# [What is being asked]
Each entry below should be returned exactly as is, with the pictures removed.

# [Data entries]
- - - -
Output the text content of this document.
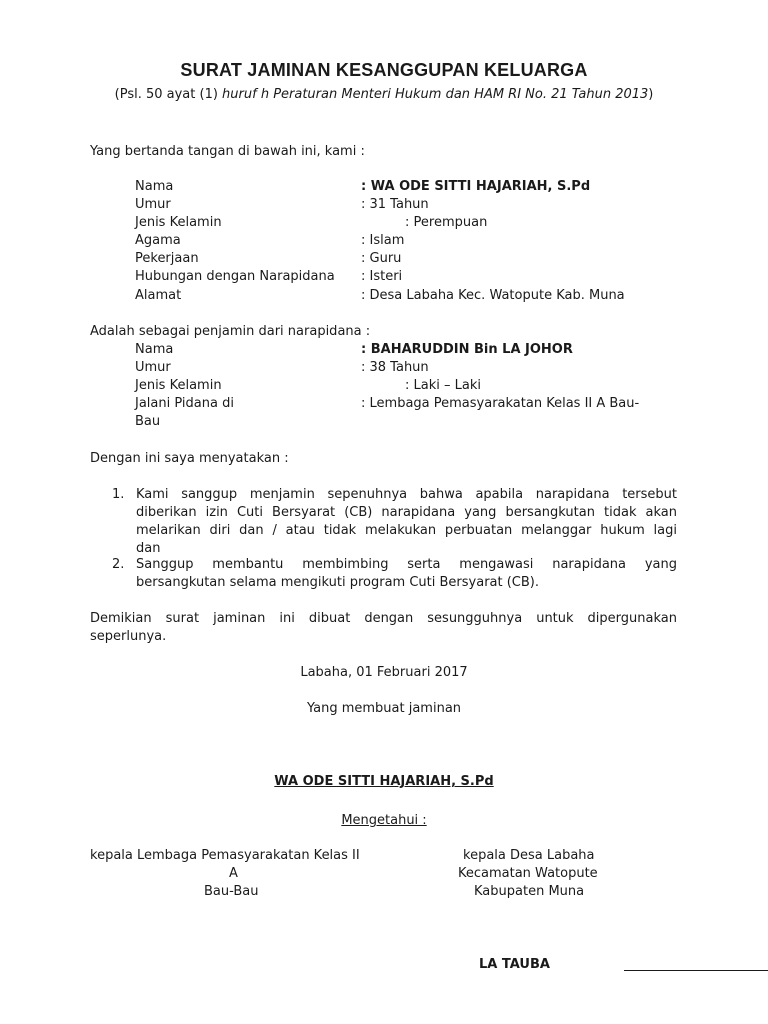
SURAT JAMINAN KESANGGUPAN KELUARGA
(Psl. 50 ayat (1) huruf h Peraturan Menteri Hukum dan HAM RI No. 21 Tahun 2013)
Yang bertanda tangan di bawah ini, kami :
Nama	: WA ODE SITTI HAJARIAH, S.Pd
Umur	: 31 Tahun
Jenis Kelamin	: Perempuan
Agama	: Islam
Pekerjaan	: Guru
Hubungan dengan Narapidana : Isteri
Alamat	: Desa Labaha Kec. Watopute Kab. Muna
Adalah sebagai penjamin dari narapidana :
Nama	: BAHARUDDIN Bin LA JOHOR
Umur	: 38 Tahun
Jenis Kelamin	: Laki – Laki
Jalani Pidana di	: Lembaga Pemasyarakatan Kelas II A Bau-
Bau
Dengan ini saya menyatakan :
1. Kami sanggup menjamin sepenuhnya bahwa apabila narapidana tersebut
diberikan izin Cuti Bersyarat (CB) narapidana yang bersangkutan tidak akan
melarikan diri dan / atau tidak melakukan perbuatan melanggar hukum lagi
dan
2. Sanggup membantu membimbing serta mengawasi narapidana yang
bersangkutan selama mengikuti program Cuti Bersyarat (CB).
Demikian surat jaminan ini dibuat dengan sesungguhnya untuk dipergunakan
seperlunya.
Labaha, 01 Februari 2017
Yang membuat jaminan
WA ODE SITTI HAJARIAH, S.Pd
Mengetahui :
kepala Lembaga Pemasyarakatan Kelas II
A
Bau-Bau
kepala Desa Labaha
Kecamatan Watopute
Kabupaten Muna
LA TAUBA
- - - -
# [Written answer]
Output the text content of this document.
SURAT JAMINAN KESANGGUPAN KELUARGA
(Psl. 50 ayat (1) huruf h Peraturan Menteri Hukum dan HAM RI No. 21 Tahun 2013)
Yang bertanda tangan di bawah ini, kami :
Nama	: WA ODE SITTI HAJARIAH, S.Pd
Umur	: 31 Tahun
Jenis Kelamin	: Perempuan
Agama	: Islam
Pekerjaan	: Guru
Hubungan dengan Narapidana : Isteri
Alamat	: Desa Labaha Kec. Watopute Kab. Muna
Adalah sebagai penjamin dari narapidana :
Nama	: BAHARUDDIN Bin LA JOHOR
Umur	: 38 Tahun
Jenis Kelamin	: Laki – Laki
Jalani Pidana di	: Lembaga Pemasyarakatan Kelas II A Bau-
Bau
Dengan ini saya menyatakan :
1. Kami sanggup menjamin sepenuhnya bahwa apabila narapidana tersebut
diberikan izin Cuti Bersyarat (CB) narapidana yang bersangkutan tidak akan
melarikan diri dan / atau tidak melakukan perbuatan melanggar hukum lagi
dan
2. Sanggup membantu membimbing serta mengawasi narapidana yang
bersangkutan selama mengikuti program Cuti Bersyarat (CB).
Demikian surat jaminan ini dibuat dengan sesungguhnya untuk dipergunakan
seperlunya.
Labaha, 01 Februari 2017
Yang membuat jaminan
WA ODE SITTI HAJARIAH, S.Pd
Mengetahui :
kepala Lembaga Pemasyarakatan Kelas II
A
Bau-Bau
kepala Desa Labaha
Kecamatan Watopute
Kabupaten Muna
LA TAUBA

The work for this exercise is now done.